* BEGIN Provided records *
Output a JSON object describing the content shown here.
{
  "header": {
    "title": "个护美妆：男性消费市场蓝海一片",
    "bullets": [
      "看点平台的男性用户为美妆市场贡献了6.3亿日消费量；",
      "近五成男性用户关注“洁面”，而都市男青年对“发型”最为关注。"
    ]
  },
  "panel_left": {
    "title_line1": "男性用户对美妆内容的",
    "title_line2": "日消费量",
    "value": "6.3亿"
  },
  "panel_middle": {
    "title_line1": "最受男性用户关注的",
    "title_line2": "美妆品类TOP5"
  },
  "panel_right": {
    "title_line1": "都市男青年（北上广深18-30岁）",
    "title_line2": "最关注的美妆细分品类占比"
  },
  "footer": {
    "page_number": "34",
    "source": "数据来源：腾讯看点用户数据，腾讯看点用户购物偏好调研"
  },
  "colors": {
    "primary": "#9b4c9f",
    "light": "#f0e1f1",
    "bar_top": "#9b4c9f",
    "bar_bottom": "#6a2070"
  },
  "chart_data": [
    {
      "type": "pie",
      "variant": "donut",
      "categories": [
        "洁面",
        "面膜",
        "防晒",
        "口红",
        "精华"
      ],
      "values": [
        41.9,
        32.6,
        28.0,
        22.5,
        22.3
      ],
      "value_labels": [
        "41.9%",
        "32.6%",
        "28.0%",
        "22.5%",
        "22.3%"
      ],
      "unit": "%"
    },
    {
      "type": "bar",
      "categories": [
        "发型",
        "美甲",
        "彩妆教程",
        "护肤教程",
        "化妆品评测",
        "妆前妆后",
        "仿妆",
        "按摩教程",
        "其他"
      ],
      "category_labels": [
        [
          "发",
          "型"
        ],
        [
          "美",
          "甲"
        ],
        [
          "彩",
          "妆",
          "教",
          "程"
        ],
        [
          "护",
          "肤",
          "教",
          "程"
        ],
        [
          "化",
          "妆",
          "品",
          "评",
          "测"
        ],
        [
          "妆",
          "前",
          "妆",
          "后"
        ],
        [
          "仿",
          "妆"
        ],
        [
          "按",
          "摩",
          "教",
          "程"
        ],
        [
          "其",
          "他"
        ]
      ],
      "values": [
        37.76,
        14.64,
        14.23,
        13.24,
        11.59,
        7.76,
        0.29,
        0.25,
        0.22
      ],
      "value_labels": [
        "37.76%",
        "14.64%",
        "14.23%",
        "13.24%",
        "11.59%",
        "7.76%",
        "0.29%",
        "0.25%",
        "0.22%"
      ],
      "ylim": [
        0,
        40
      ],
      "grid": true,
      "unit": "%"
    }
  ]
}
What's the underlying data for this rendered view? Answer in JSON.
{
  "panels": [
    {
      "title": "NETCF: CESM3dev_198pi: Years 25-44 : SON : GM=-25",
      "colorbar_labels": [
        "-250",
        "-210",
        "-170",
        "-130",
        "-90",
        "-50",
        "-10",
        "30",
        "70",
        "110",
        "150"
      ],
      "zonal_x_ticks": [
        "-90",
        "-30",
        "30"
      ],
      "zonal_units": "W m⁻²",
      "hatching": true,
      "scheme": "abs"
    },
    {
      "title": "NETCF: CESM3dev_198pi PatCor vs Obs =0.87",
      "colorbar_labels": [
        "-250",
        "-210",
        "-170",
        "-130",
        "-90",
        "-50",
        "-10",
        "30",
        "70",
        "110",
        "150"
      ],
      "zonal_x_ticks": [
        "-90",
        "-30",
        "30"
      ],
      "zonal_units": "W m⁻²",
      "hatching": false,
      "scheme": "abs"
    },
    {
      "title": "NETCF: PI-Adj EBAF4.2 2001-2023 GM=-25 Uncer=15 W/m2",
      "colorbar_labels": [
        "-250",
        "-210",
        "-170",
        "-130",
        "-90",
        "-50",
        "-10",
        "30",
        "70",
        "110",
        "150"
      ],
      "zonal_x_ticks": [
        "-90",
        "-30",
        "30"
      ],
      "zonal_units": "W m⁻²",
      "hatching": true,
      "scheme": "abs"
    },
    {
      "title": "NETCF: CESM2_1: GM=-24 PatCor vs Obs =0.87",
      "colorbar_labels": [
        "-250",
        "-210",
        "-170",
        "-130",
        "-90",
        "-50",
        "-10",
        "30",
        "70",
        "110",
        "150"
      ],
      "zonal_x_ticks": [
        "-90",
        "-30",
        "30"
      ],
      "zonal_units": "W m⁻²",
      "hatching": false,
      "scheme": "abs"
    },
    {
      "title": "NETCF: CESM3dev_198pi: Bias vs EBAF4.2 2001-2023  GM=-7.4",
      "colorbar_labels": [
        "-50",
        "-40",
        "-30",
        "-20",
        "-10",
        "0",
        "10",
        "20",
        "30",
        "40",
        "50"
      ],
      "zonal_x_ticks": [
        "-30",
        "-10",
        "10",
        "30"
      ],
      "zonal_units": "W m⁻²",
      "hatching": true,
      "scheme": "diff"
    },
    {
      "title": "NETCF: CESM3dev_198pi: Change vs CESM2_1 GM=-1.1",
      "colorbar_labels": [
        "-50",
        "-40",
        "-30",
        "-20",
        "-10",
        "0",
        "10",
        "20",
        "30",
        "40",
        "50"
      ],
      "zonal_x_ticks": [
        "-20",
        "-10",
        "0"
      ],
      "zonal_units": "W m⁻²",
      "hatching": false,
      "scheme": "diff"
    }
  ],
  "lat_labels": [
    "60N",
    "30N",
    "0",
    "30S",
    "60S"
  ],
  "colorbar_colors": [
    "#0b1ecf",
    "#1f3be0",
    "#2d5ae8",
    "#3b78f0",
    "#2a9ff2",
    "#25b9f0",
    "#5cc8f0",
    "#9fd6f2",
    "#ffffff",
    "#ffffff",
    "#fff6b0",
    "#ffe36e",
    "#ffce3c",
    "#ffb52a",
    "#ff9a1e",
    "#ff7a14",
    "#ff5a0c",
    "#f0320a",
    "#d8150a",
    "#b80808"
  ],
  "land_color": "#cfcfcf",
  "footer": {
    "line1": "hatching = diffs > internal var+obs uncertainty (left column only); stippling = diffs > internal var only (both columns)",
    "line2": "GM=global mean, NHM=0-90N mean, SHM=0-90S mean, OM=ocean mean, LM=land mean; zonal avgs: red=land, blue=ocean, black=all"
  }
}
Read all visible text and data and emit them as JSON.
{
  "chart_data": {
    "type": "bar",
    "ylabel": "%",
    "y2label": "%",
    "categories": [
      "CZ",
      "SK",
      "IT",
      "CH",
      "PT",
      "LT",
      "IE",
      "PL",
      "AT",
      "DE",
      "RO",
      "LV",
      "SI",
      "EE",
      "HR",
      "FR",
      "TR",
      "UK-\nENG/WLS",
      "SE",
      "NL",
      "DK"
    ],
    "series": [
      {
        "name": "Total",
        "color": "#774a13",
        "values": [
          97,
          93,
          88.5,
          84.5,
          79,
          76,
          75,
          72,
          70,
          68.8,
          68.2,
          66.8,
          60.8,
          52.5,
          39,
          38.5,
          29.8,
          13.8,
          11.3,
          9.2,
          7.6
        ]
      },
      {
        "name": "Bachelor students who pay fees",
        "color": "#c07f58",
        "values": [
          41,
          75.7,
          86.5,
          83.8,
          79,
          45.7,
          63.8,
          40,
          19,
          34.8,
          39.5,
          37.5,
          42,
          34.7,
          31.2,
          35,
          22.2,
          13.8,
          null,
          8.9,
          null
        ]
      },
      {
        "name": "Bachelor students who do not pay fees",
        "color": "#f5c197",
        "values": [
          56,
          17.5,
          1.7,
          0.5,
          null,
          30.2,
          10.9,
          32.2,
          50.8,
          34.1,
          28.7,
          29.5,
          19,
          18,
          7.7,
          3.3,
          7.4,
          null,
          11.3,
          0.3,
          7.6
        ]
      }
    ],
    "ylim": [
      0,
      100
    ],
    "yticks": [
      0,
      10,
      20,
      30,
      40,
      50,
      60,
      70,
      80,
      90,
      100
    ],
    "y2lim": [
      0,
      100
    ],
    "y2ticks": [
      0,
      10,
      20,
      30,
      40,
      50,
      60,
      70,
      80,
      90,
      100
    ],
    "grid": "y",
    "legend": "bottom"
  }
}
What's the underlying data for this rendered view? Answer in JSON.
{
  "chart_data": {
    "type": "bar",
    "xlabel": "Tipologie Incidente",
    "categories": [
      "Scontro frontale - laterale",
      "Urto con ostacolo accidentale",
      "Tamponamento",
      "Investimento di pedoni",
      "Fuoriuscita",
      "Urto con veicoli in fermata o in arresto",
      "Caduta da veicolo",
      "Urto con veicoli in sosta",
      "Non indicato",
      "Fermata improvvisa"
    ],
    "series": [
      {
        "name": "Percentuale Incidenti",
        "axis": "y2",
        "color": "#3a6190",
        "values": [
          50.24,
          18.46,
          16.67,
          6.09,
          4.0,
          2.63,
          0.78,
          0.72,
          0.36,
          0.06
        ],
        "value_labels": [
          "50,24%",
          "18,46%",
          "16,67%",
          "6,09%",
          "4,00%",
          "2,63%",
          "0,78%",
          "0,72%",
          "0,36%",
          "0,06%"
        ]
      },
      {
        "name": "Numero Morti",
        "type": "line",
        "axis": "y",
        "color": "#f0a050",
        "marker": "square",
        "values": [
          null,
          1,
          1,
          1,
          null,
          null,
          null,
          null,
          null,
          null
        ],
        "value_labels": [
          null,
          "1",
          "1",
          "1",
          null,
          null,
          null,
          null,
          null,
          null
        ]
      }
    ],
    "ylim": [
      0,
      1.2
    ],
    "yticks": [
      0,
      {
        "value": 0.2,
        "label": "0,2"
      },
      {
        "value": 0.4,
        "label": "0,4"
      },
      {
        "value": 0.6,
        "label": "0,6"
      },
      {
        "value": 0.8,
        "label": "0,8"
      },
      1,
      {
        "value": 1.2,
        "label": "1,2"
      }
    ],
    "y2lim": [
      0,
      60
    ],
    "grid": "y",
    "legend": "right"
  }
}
* END Provided records *
_Challenge:_ Gather from the entries above all lines that include the string "students".

_Answer for the task:_
        "name": "Bachelor students who pay fees",
        "name": "Bachelor students who do not pay fees",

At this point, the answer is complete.